[Items from a figure collection]
-*-
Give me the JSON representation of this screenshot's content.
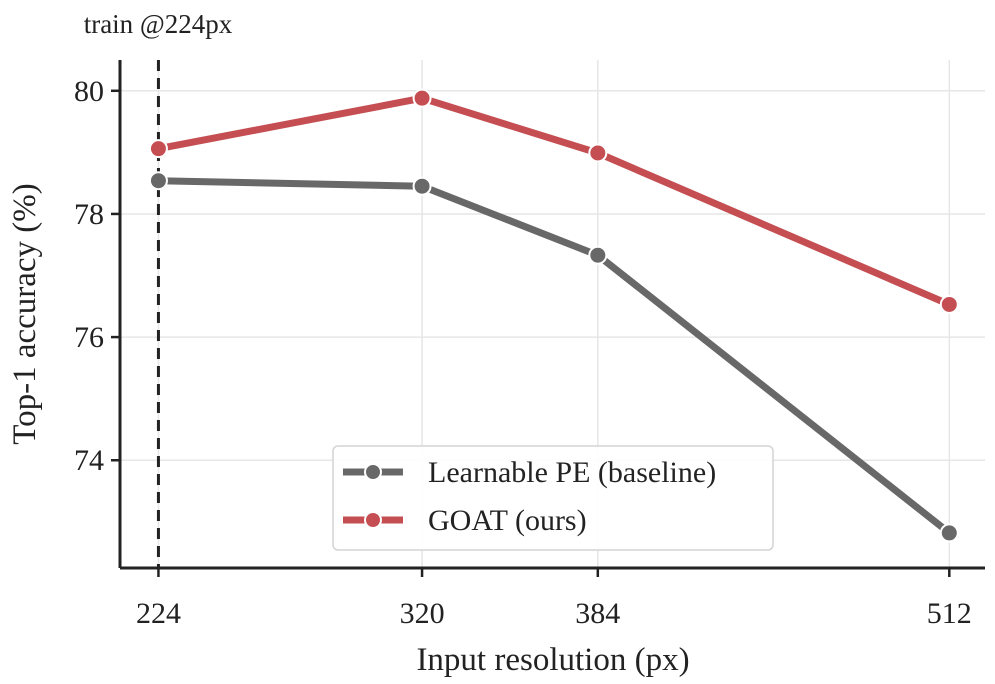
{
  "chart_data": {
    "type": "line",
    "title": "",
    "xlabel": "Input resolution (px)",
    "ylabel": "Top-1 accuracy (%)",
    "x": [
      224,
      320,
      384,
      512
    ],
    "x_ticks": [
      "224",
      "320",
      "384",
      "512"
    ],
    "y_ticks": [
      74,
      76,
      78,
      80
    ],
    "xlim": [
      210,
      525
    ],
    "ylim": [
      72.25,
      80.5
    ],
    "grid": true,
    "legend_position": "lower-center",
    "annotation": {
      "text": "train @224px",
      "x": 224
    },
    "series": [
      {
        "name": "Learnable PE (baseline)",
        "color": "#686868",
        "values": [
          78.54,
          78.45,
          77.33,
          72.82
        ]
      },
      {
        "name": "GOAT (ours)",
        "color": "#c44e52",
        "values": [
          79.06,
          79.88,
          78.99,
          76.53
        ]
      }
    ]
  }
}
-*-
• [GIVEN REQUEST]: Every line should be retyped exactly, with the pictures omitted.

• [THE REPLY]:
Give me the JSON representation of this screenshot's content.
{
  "chart_data": {
    "type": "line",
    "title": "",
    "xlabel": "Input resolution (px)",
    "ylabel": "Top-1 accuracy (%)",
    "x": [
      224,
      320,
      384,
      512
    ],
    "x_ticks": [
      "224",
      "320",
      "384",
      "512"
    ],
    "y_ticks": [
      74,
      76,
      78,
      80
    ],
    "xlim": [
      210,
      525
    ],
    "ylim": [
      72.25,
      80.5
    ],
    "grid": true,
    "legend_position": "lower-center",
    "annotation": {
      "text": "train @224px",
      "x": 224
    },
    "series": [
      {
        "name": "Learnable PE (baseline)",
        "color": "#686868",
        "values": [
          78.54,
          78.45,
          77.33,
          72.82
        ]
      },
      {
        "name": "GOAT (ours)",
        "color": "#c44e52",
        "values": [
          79.06,
          79.88,
          78.99,
          76.53
        ]
      }
    ]
  }
}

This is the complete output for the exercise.